◆ **WHAT TO WORK ON**:
Pictures do not belong in the copy; restate the records below word for word.

(Figure record listings)
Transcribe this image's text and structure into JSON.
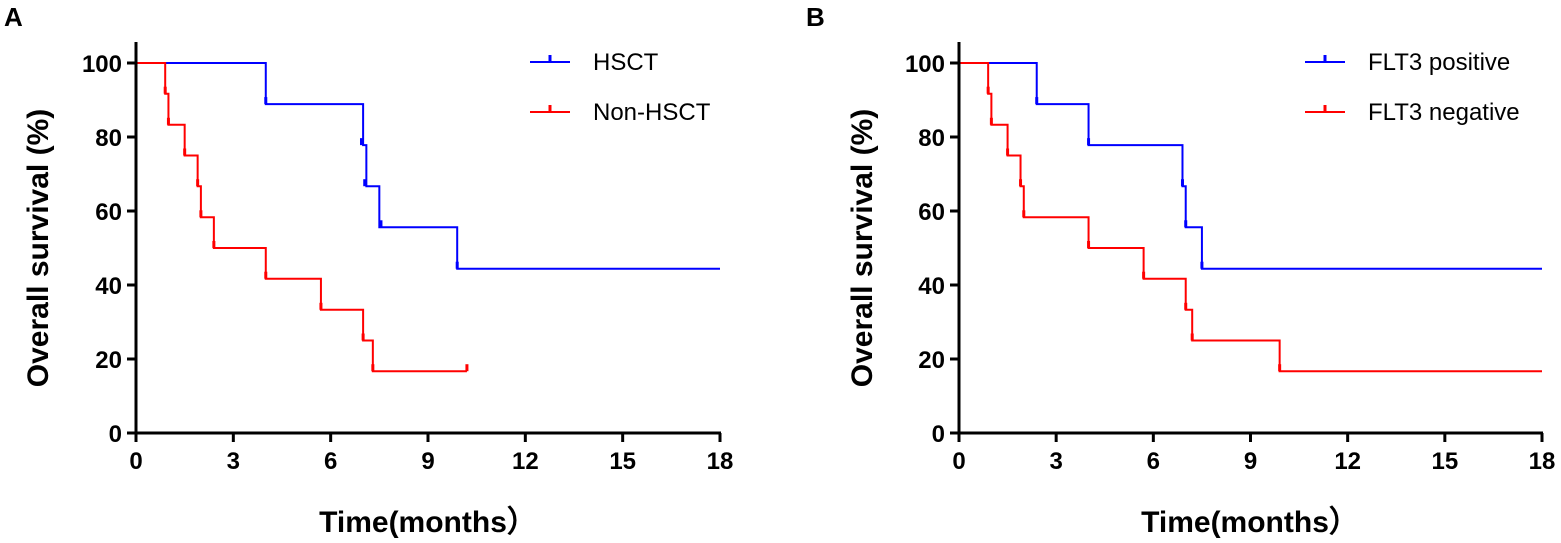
{
  "chart_data": [
    {
      "type": "line",
      "subtype": "kaplan-meier-step",
      "panel_label": "A",
      "xlabel": "Time(months）",
      "ylabel": "Overall survival (%)",
      "xlim": [
        0,
        18
      ],
      "ylim": [
        0,
        100
      ],
      "xticks": [
        0,
        3,
        6,
        9,
        12,
        15,
        18
      ],
      "yticks": [
        0,
        20,
        40,
        60,
        80,
        100
      ],
      "legend_position": "top-right",
      "series": [
        {
          "name": "HSCT",
          "color": "#0000ff",
          "steps": [
            [
              0,
              100
            ],
            [
              4.0,
              88.9
            ],
            [
              7.0,
              77.8
            ],
            [
              7.1,
              66.7
            ],
            [
              7.5,
              55.6
            ],
            [
              9.9,
              44.4
            ]
          ],
          "end": 18,
          "censor": [
            [
              4.0,
              88.9
            ],
            [
              6.95,
              77.8
            ],
            [
              7.05,
              66.7
            ],
            [
              7.55,
              55.6
            ],
            [
              9.9,
              44.4
            ]
          ]
        },
        {
          "name": "Non-HSCT",
          "color": "#ff0000",
          "steps": [
            [
              0,
              100
            ],
            [
              0.9,
              91.7
            ],
            [
              1.0,
              83.3
            ],
            [
              1.5,
              75.0
            ],
            [
              1.9,
              66.7
            ],
            [
              2.0,
              58.3
            ],
            [
              2.4,
              50.0
            ],
            [
              4.0,
              41.7
            ],
            [
              5.7,
              33.3
            ],
            [
              7.0,
              25.0
            ],
            [
              7.3,
              16.7
            ]
          ],
          "end": 10.2,
          "censor": [
            [
              0.9,
              91.7
            ],
            [
              1.0,
              83.3
            ],
            [
              1.5,
              75.0
            ],
            [
              1.9,
              66.7
            ],
            [
              2.0,
              58.3
            ],
            [
              2.4,
              50.0
            ],
            [
              4.0,
              41.7
            ],
            [
              5.7,
              33.3
            ],
            [
              7.0,
              25.0
            ],
            [
              7.3,
              16.7
            ],
            [
              10.2,
              16.7
            ]
          ]
        }
      ]
    },
    {
      "type": "line",
      "subtype": "kaplan-meier-step",
      "panel_label": "B",
      "xlabel": "Time(months）",
      "ylabel": "Overall survival (%)",
      "xlim": [
        0,
        18
      ],
      "ylim": [
        0,
        100
      ],
      "xticks": [
        0,
        3,
        6,
        9,
        12,
        15,
        18
      ],
      "yticks": [
        0,
        20,
        40,
        60,
        80,
        100
      ],
      "legend_position": "top-right",
      "series": [
        {
          "name": "FLT3 positive",
          "color": "#0000ff",
          "steps": [
            [
              0,
              100
            ],
            [
              2.4,
              88.9
            ],
            [
              4.0,
              77.8
            ],
            [
              6.9,
              66.7
            ],
            [
              7.0,
              55.6
            ],
            [
              7.5,
              44.4
            ]
          ],
          "end": 18,
          "censor": [
            [
              2.4,
              88.9
            ],
            [
              4.0,
              77.8
            ],
            [
              6.9,
              66.7
            ],
            [
              7.0,
              55.6
            ],
            [
              7.5,
              44.4
            ]
          ]
        },
        {
          "name": "FLT3 negative",
          "color": "#ff0000",
          "steps": [
            [
              0,
              100
            ],
            [
              0.9,
              91.7
            ],
            [
              1.0,
              83.3
            ],
            [
              1.5,
              75.0
            ],
            [
              1.9,
              66.7
            ],
            [
              2.0,
              58.3
            ],
            [
              4.0,
              50.0
            ],
            [
              5.7,
              41.7
            ],
            [
              7.0,
              33.3
            ],
            [
              7.2,
              25.0
            ],
            [
              9.9,
              16.7
            ]
          ],
          "end": 18,
          "censor": [
            [
              0.9,
              91.7
            ],
            [
              1.0,
              83.3
            ],
            [
              1.5,
              75.0
            ],
            [
              1.9,
              66.7
            ],
            [
              2.0,
              58.3
            ],
            [
              4.0,
              50.0
            ],
            [
              5.7,
              41.7
            ],
            [
              7.0,
              33.3
            ],
            [
              7.2,
              25.0
            ],
            [
              9.9,
              16.7
            ]
          ]
        }
      ]
    }
  ]
}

◆ **OUTPUT BELOW**:
Transcribe this image's text and structure into JSON.
{
  "chart_data": [
    {
      "type": "line",
      "subtype": "kaplan-meier-step",
      "panel_label": "A",
      "xlabel": "Time(months）",
      "ylabel": "Overall survival (%)",
      "xlim": [
        0,
        18
      ],
      "ylim": [
        0,
        100
      ],
      "xticks": [
        0,
        3,
        6,
        9,
        12,
        15,
        18
      ],
      "yticks": [
        0,
        20,
        40,
        60,
        80,
        100
      ],
      "legend_position": "top-right",
      "series": [
        {
          "name": "HSCT",
          "color": "#0000ff",
          "steps": [
            [
              0,
              100
            ],
            [
              4.0,
              88.9
            ],
            [
              7.0,
              77.8
            ],
            [
              7.1,
              66.7
            ],
            [
              7.5,
              55.6
            ],
            [
              9.9,
              44.4
            ]
          ],
          "end": 18,
          "censor": [
            [
              4.0,
              88.9
            ],
            [
              6.95,
              77.8
            ],
            [
              7.05,
              66.7
            ],
            [
              7.55,
              55.6
            ],
            [
              9.9,
              44.4
            ]
          ]
        },
        {
          "name": "Non-HSCT",
          "color": "#ff0000",
          "steps": [
            [
              0,
              100
            ],
            [
              0.9,
              91.7
            ],
            [
              1.0,
              83.3
            ],
            [
              1.5,
              75.0
            ],
            [
              1.9,
              66.7
            ],
            [
              2.0,
              58.3
            ],
            [
              2.4,
              50.0
            ],
            [
              4.0,
              41.7
            ],
            [
              5.7,
              33.3
            ],
            [
              7.0,
              25.0
            ],
            [
              7.3,
              16.7
            ]
          ],
          "end": 10.2,
          "censor": [
            [
              0.9,
              91.7
            ],
            [
              1.0,
              83.3
            ],
            [
              1.5,
              75.0
            ],
            [
              1.9,
              66.7
            ],
            [
              2.0,
              58.3
            ],
            [
              2.4,
              50.0
            ],
            [
              4.0,
              41.7
            ],
            [
              5.7,
              33.3
            ],
            [
              7.0,
              25.0
            ],
            [
              7.3,
              16.7
            ],
            [
              10.2,
              16.7
            ]
          ]
        }
      ]
    },
    {
      "type": "line",
      "subtype": "kaplan-meier-step",
      "panel_label": "B",
      "xlabel": "Time(months）",
      "ylabel": "Overall survival (%)",
      "xlim": [
        0,
        18
      ],
      "ylim": [
        0,
        100
      ],
      "xticks": [
        0,
        3,
        6,
        9,
        12,
        15,
        18
      ],
      "yticks": [
        0,
        20,
        40,
        60,
        80,
        100
      ],
      "legend_position": "top-right",
      "series": [
        {
          "name": "FLT3 positive",
          "color": "#0000ff",
          "steps": [
            [
              0,
              100
            ],
            [
              2.4,
              88.9
            ],
            [
              4.0,
              77.8
            ],
            [
              6.9,
              66.7
            ],
            [
              7.0,
              55.6
            ],
            [
              7.5,
              44.4
            ]
          ],
          "end": 18,
          "censor": [
            [
              2.4,
              88.9
            ],
            [
              4.0,
              77.8
            ],
            [
              6.9,
              66.7
            ],
            [
              7.0,
              55.6
            ],
            [
              7.5,
              44.4
            ]
          ]
        },
        {
          "name": "FLT3 negative",
          "color": "#ff0000",
          "steps": [
            [
              0,
              100
            ],
            [
              0.9,
              91.7
            ],
            [
              1.0,
              83.3
            ],
            [
              1.5,
              75.0
            ],
            [
              1.9,
              66.7
            ],
            [
              2.0,
              58.3
            ],
            [
              4.0,
              50.0
            ],
            [
              5.7,
              41.7
            ],
            [
              7.0,
              33.3
            ],
            [
              7.2,
              25.0
            ],
            [
              9.9,
              16.7
            ]
          ],
          "end": 18,
          "censor": [
            [
              0.9,
              91.7
            ],
            [
              1.0,
              83.3
            ],
            [
              1.5,
              75.0
            ],
            [
              1.9,
              66.7
            ],
            [
              2.0,
              58.3
            ],
            [
              4.0,
              50.0
            ],
            [
              5.7,
              41.7
            ],
            [
              7.0,
              33.3
            ],
            [
              7.2,
              25.0
            ],
            [
              9.9,
              16.7
            ]
          ]
        }
      ]
    }
  ]
}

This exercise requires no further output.